▶ **Goal**
From the listing below, extract every line containing "Εθνικού".
--------------------------------------------------
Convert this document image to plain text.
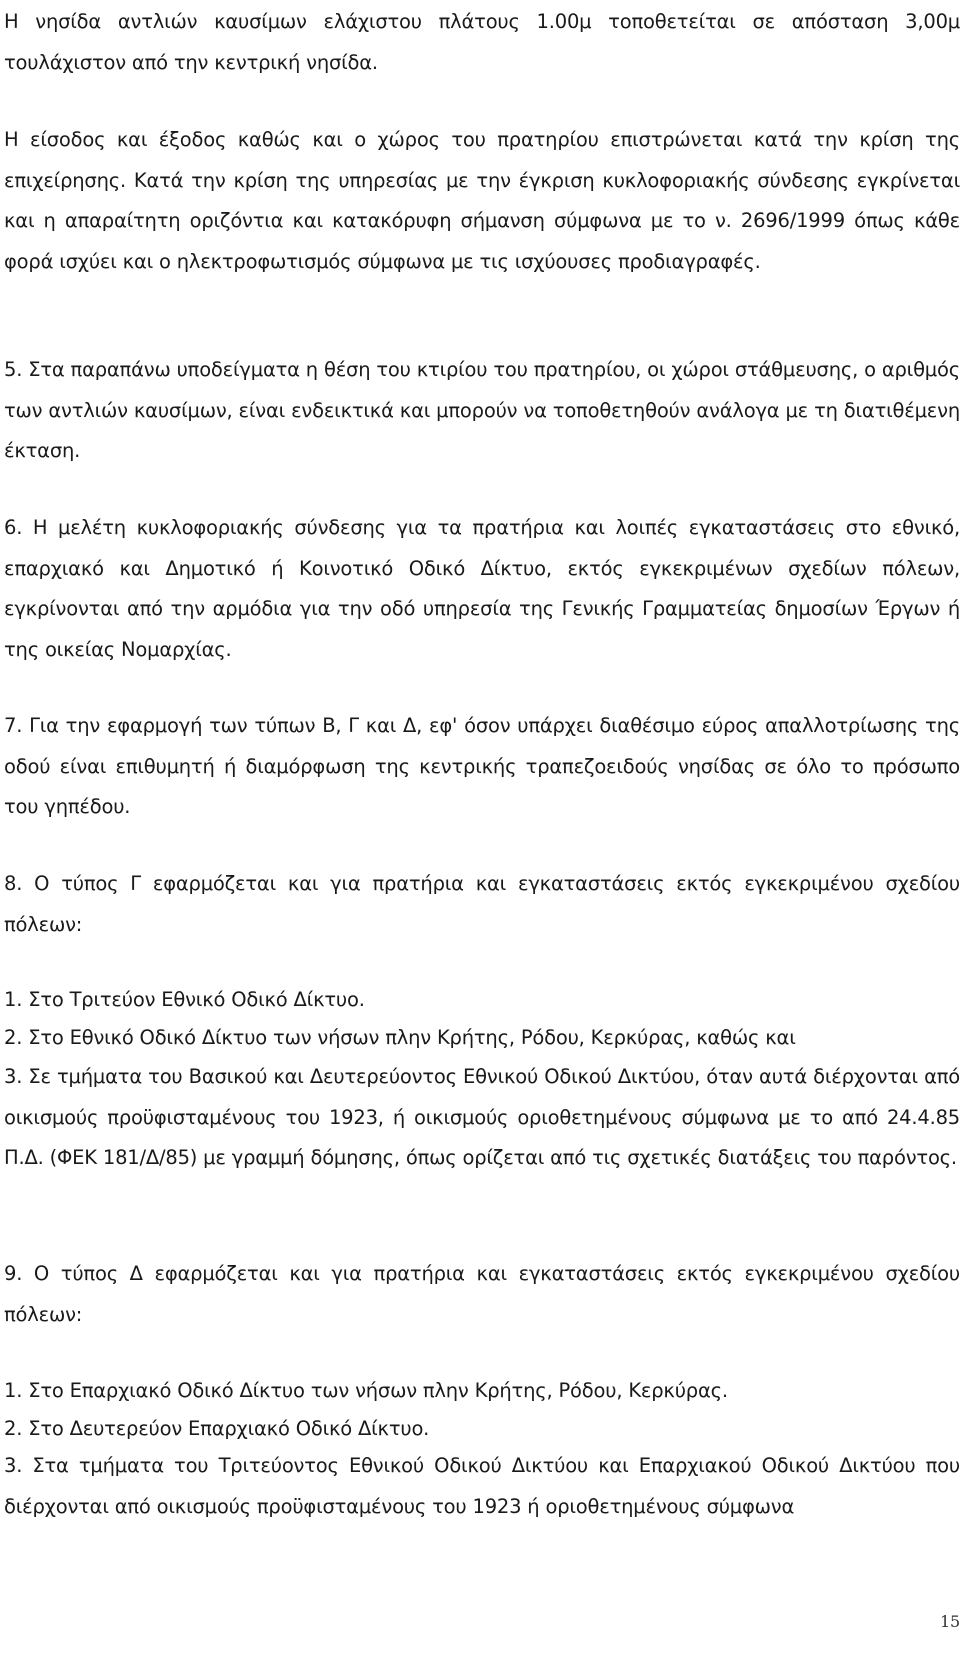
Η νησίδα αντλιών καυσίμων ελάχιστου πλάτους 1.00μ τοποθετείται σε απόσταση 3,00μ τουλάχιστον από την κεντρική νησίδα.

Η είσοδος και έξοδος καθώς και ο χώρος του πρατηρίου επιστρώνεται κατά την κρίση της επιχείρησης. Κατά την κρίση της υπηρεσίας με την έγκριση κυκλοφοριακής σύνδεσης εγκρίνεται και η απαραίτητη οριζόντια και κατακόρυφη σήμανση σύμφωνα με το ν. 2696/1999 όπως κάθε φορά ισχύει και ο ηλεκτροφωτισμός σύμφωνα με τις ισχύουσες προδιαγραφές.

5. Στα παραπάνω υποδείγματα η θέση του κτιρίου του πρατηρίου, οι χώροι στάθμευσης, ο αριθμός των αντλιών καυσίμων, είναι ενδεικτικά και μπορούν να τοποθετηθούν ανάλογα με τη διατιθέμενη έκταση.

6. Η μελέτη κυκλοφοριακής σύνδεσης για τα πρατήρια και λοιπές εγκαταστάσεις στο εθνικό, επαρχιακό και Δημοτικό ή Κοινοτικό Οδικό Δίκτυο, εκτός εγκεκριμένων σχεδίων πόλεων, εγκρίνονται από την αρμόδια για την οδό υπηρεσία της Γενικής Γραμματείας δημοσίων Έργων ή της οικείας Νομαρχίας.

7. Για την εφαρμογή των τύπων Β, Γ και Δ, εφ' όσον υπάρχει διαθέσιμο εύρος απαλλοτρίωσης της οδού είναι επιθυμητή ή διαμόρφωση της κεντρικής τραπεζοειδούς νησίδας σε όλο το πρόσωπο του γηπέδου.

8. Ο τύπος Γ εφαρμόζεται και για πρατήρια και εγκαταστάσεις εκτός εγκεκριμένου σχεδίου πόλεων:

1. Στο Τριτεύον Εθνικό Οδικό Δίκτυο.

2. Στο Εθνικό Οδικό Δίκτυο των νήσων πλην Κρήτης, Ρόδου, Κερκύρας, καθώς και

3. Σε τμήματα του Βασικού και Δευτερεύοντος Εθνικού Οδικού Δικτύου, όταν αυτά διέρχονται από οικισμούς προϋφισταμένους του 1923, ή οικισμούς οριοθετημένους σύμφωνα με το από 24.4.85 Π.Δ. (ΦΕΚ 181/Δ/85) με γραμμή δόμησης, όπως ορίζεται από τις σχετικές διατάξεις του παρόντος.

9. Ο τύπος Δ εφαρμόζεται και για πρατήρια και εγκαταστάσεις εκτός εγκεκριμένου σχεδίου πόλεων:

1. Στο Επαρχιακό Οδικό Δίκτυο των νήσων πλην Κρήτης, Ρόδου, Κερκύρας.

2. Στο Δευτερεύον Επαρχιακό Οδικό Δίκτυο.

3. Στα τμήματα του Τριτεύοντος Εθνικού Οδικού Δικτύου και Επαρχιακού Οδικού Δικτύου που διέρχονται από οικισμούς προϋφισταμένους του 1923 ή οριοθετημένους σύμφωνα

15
--------------------------------------------------
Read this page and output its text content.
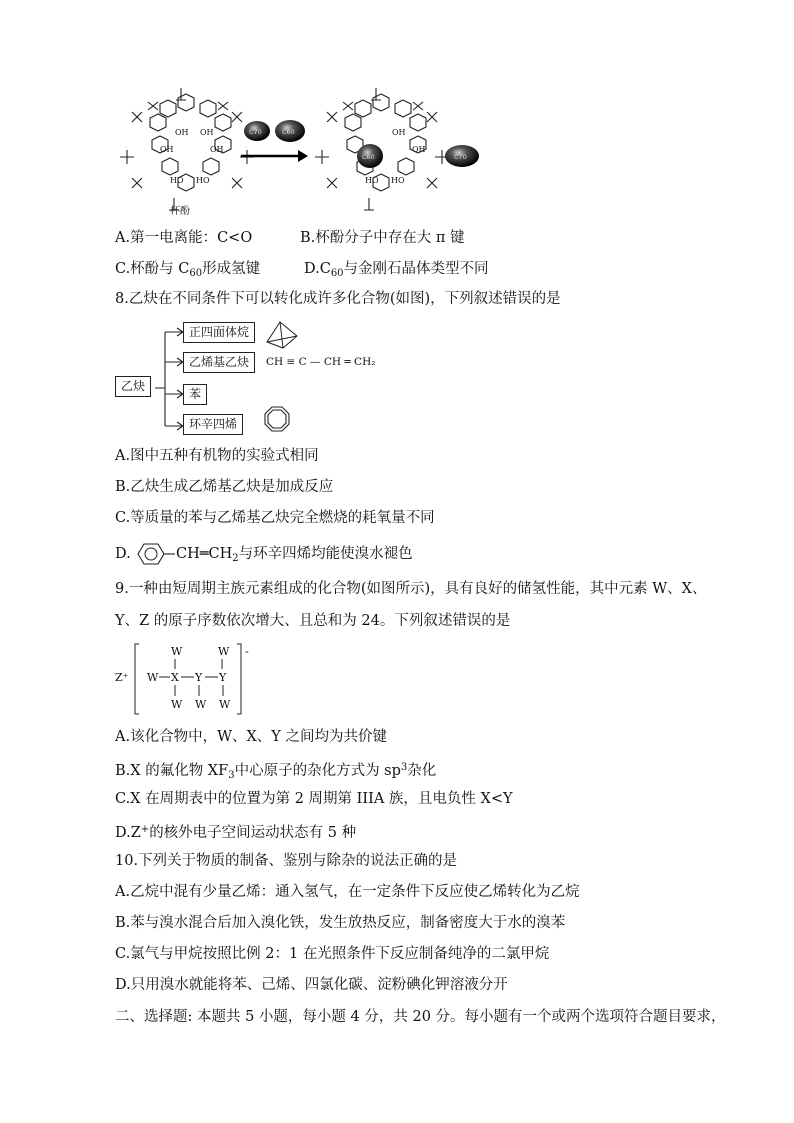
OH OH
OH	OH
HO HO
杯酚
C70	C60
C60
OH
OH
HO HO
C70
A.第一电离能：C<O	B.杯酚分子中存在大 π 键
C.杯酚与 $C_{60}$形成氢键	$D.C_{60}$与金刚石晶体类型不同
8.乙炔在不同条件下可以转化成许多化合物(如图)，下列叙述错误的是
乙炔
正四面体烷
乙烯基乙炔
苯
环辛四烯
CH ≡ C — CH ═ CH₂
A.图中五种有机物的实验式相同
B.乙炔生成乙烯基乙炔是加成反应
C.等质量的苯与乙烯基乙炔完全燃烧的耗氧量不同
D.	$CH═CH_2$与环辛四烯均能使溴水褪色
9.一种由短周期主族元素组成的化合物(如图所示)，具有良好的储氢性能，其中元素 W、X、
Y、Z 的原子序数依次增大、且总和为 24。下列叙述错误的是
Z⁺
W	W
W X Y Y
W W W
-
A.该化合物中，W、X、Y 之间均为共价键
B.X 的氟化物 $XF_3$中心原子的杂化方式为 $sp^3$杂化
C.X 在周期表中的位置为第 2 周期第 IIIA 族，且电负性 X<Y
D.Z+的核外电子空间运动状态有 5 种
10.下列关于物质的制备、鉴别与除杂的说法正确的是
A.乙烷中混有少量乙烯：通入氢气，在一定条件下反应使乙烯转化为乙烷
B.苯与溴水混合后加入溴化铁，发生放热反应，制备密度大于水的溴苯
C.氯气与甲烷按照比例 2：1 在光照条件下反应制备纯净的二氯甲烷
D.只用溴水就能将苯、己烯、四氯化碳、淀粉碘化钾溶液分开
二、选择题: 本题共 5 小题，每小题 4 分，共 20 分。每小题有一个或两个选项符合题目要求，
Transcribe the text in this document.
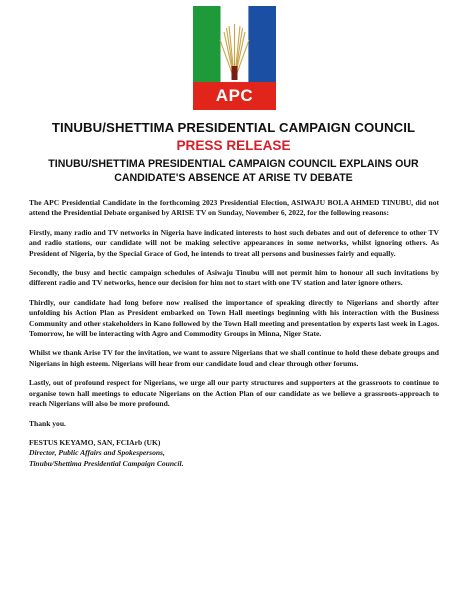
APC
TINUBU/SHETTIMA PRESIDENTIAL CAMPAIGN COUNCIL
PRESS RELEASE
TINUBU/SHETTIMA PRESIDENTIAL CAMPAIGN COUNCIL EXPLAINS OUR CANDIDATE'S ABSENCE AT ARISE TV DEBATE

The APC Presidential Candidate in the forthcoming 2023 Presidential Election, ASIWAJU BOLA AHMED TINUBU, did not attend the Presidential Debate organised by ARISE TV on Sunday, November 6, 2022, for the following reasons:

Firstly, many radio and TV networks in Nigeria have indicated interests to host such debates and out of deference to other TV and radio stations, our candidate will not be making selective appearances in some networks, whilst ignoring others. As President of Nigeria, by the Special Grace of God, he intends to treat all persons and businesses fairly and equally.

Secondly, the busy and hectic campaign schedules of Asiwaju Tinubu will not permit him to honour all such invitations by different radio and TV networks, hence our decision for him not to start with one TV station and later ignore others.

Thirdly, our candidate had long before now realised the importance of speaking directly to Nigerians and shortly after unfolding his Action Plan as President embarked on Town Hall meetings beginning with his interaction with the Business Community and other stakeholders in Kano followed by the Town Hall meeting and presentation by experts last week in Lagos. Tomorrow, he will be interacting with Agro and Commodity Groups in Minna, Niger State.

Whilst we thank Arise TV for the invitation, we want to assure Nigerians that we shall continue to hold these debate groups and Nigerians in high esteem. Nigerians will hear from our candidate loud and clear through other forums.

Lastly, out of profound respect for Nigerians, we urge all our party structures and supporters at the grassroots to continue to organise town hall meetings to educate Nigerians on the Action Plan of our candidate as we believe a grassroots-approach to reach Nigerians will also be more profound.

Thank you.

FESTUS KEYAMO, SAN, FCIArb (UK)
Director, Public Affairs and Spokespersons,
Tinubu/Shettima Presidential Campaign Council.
--------------------------------------------------
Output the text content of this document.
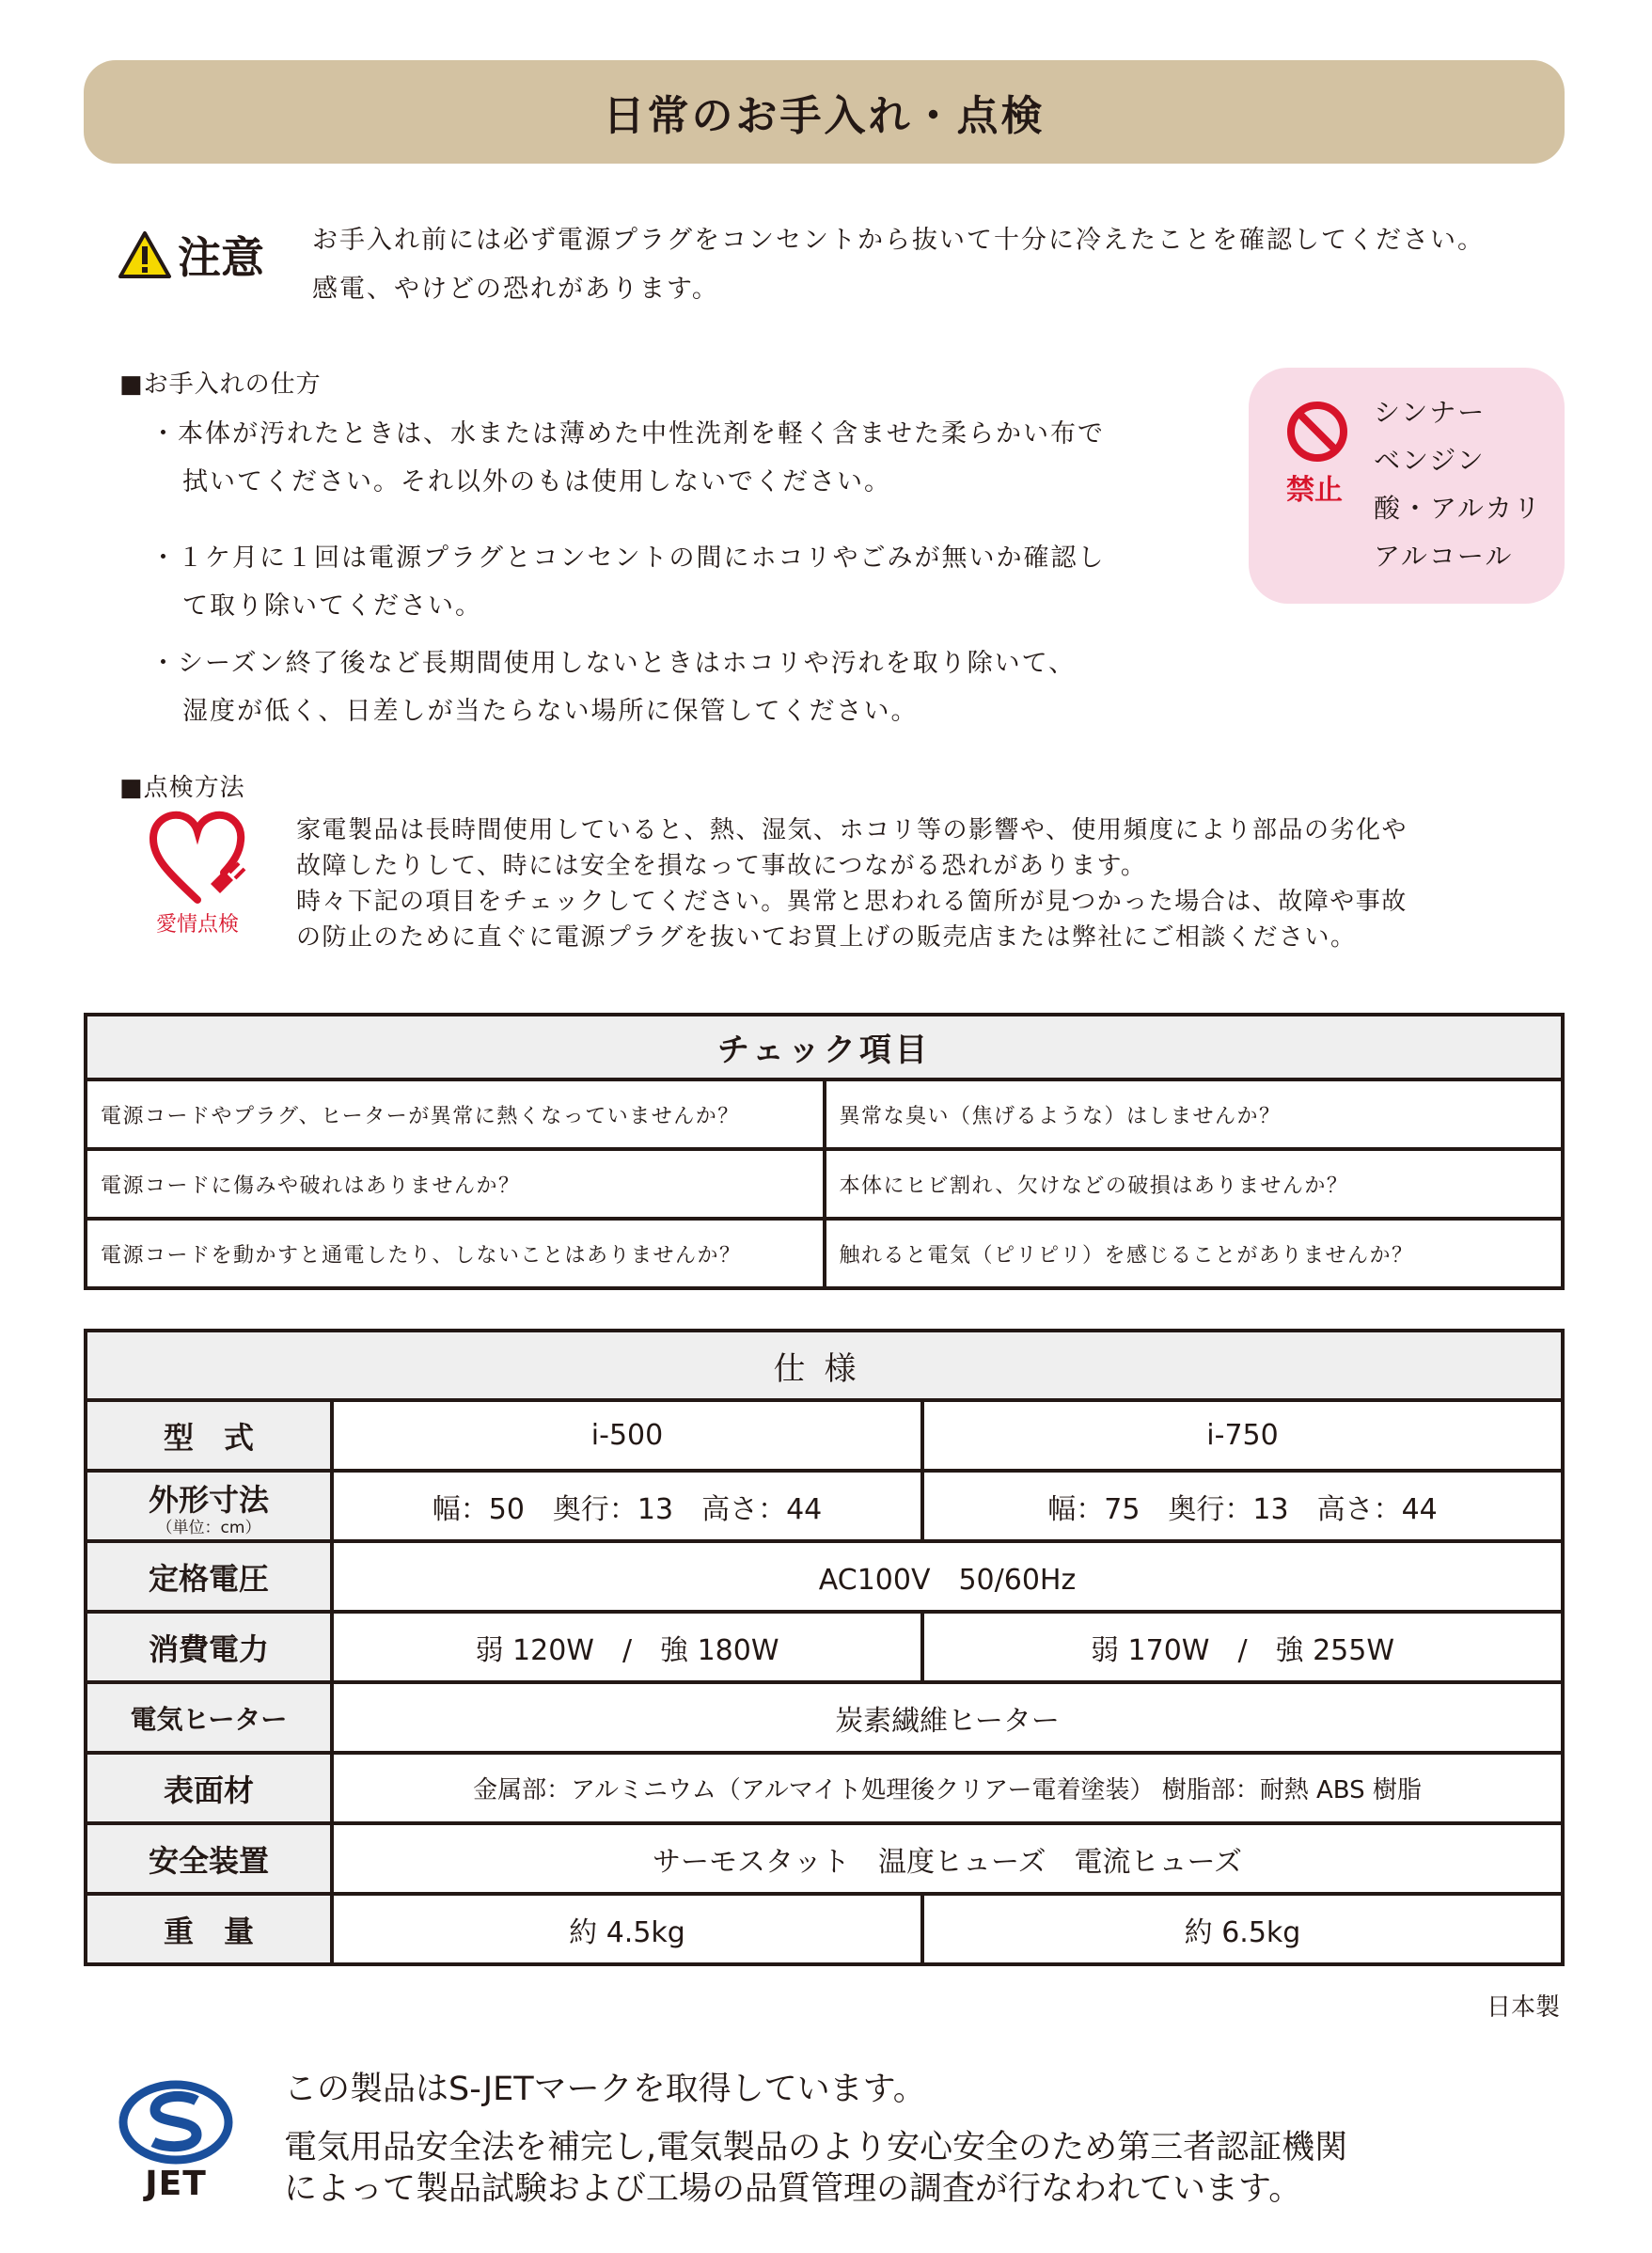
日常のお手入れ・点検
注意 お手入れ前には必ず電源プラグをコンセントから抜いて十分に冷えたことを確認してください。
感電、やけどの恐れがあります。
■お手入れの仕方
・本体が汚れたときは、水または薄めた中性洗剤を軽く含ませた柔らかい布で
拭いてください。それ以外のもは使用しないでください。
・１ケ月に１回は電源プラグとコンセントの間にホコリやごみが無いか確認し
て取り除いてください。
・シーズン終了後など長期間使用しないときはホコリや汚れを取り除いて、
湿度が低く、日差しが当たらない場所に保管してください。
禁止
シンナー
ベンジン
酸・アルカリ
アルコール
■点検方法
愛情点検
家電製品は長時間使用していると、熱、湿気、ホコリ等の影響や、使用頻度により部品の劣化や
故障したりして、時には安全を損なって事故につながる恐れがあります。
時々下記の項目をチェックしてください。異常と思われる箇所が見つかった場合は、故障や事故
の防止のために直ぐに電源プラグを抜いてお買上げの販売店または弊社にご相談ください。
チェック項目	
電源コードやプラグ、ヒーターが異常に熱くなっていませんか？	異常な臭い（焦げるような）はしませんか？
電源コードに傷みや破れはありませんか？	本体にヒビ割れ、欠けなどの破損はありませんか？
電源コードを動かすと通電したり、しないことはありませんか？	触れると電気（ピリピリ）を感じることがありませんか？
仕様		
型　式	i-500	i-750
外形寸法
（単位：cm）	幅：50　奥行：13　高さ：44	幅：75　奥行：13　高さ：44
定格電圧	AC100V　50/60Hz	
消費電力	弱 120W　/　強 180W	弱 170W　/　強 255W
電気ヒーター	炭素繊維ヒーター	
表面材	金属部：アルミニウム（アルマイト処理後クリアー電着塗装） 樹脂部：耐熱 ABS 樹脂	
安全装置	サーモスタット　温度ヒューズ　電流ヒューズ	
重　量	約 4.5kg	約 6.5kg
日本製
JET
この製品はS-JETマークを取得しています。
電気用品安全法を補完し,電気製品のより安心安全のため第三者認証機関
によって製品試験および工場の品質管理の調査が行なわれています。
--------------------------------------------------
▶ **The solution**
3. Σε τμήματα του Βασικού και Δευτερεύοντος Εθνικού Οδικού Δικτύου, όταν αυτά διέρχονται από οικισμούς προϋφισταμένους του 1923, ή οικισμούς οριοθετημένους σύμφωνα με το από 24.4.85 Π.Δ. (ΦΕΚ 181/Δ/85) με γραμμή δόμησης, όπως ορίζεται από τις σχετικές διατάξεις του παρόντος.
3. Στα τμήματα του Τριτεύοντος Εθνικού Οδικού Δικτύου και Επαρχιακού Οδικού Δικτύου που διέρχονται από οικισμούς προϋφισταμένους του 1923 ή οριοθετημένους σύμφωνα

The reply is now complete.